■ DIRECTION: Take every line that has the string "sälls" and copy it out.

[Saved data entries]
════════

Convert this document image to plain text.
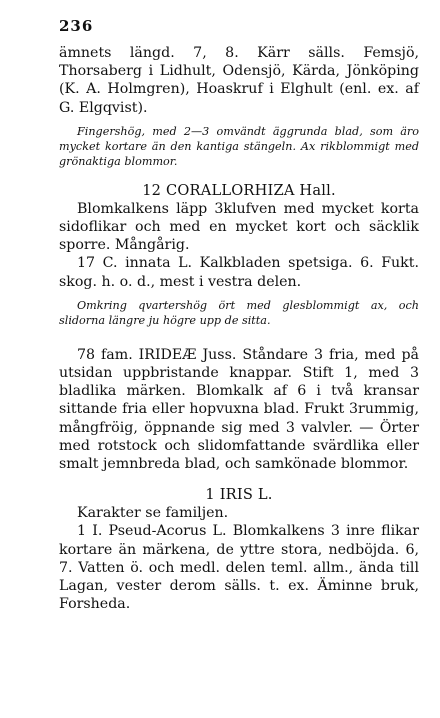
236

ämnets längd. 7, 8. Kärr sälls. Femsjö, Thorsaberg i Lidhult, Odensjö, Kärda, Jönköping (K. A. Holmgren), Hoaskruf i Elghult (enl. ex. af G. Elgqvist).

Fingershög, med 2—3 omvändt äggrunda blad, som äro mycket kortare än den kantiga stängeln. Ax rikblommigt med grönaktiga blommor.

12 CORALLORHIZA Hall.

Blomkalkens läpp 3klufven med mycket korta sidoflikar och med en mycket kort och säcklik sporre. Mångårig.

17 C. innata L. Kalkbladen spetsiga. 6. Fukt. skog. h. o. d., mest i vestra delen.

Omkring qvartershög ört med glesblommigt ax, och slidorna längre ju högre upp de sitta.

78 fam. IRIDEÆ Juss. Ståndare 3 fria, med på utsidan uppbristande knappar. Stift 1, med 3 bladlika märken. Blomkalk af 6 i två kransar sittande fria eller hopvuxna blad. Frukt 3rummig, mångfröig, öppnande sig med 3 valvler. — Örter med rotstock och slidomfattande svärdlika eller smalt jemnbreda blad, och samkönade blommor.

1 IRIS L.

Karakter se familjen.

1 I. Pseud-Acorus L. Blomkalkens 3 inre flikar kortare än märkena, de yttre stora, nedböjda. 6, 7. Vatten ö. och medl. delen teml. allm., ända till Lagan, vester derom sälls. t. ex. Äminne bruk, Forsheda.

════════

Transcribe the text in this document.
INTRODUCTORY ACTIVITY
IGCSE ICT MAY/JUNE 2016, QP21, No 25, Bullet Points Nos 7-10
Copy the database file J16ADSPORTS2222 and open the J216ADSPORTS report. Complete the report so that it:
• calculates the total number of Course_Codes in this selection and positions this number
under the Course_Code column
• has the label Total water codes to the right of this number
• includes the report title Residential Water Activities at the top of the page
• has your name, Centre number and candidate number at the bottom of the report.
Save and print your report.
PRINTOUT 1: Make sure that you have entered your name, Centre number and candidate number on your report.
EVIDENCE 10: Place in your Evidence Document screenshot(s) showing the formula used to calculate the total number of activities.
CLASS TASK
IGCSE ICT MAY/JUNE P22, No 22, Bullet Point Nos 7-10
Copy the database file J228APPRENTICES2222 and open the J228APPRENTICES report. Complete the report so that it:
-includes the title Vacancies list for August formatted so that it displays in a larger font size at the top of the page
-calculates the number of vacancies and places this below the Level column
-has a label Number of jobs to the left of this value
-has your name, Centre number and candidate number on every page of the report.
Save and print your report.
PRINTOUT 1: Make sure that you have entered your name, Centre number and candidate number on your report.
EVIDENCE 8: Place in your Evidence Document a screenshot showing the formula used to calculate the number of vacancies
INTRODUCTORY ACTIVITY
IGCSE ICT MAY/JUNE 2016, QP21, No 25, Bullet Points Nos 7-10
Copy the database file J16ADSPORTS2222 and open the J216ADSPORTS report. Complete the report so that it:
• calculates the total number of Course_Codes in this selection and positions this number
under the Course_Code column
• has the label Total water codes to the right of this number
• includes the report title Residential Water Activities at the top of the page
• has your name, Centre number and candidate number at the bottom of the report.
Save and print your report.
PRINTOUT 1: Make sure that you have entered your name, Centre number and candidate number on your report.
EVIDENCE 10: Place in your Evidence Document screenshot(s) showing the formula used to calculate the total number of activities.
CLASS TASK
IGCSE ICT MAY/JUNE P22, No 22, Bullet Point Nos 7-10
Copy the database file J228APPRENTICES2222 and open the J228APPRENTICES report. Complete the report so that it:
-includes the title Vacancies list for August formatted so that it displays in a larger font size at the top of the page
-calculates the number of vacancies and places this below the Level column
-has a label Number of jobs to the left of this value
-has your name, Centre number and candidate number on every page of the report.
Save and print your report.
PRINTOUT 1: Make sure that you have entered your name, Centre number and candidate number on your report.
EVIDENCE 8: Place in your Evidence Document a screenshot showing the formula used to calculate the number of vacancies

════════

■ SOLVED PROBLEM:
ämnets längd. 7, 8. Kärr sälls. Femsjö, Thorsaberg i Lidhult, Odensjö, Kärda, Jönköping (K. A. Holmgren), Hoaskruf i Elghult (enl. ex. af G. Elgqvist).
1 I. Pseud-Acorus L. Blomkalkens 3 inre flikar kortare än märkena, de yttre stora, nedböjda. 6, 7. Vatten ö. och medl. delen teml. allm., ända till Lagan, vester derom sälls. t. ex. Äminne bruk, Forsheda.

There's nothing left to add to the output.